Extracted data entries
----------
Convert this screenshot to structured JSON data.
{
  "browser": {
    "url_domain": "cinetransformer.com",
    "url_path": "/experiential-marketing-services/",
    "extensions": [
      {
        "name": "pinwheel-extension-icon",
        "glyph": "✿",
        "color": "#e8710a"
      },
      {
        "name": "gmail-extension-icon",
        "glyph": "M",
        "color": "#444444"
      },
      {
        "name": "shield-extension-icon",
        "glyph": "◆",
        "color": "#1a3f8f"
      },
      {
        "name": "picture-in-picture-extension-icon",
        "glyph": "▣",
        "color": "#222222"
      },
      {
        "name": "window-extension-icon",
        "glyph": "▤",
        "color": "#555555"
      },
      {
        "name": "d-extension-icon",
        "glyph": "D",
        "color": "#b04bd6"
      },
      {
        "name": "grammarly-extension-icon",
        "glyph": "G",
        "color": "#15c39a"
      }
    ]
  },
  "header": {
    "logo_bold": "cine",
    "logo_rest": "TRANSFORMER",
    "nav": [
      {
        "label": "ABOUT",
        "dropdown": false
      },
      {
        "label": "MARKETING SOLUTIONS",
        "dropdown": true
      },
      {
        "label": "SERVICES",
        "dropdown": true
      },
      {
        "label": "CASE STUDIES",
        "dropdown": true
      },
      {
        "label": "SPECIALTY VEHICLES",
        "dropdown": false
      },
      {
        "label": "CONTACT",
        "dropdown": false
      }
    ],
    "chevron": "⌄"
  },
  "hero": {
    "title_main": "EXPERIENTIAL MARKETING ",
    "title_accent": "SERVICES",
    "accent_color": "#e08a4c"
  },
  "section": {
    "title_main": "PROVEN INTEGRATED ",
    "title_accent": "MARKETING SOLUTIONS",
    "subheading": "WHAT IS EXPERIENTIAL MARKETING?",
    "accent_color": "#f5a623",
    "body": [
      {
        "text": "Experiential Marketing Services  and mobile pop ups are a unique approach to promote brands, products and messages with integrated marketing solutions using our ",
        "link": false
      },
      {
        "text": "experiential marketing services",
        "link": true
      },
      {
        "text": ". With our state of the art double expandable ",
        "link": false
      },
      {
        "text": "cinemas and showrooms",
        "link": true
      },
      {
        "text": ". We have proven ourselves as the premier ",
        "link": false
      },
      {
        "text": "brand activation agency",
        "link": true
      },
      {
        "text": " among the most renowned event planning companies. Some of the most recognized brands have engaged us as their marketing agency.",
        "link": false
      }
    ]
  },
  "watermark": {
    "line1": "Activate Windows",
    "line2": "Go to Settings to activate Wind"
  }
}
----------
### Exercise task
Lines that hold "label" are the ones to copy; find all of them.

### Answer to the exercise
        "label": "ABOUT",
        "label": "MARKETING SOLUTIONS",
        "label": "SERVICES",
        "label": "CASE STUDIES",
        "label": "SPECIALTY VEHICLES",
        "label": "CONTACT",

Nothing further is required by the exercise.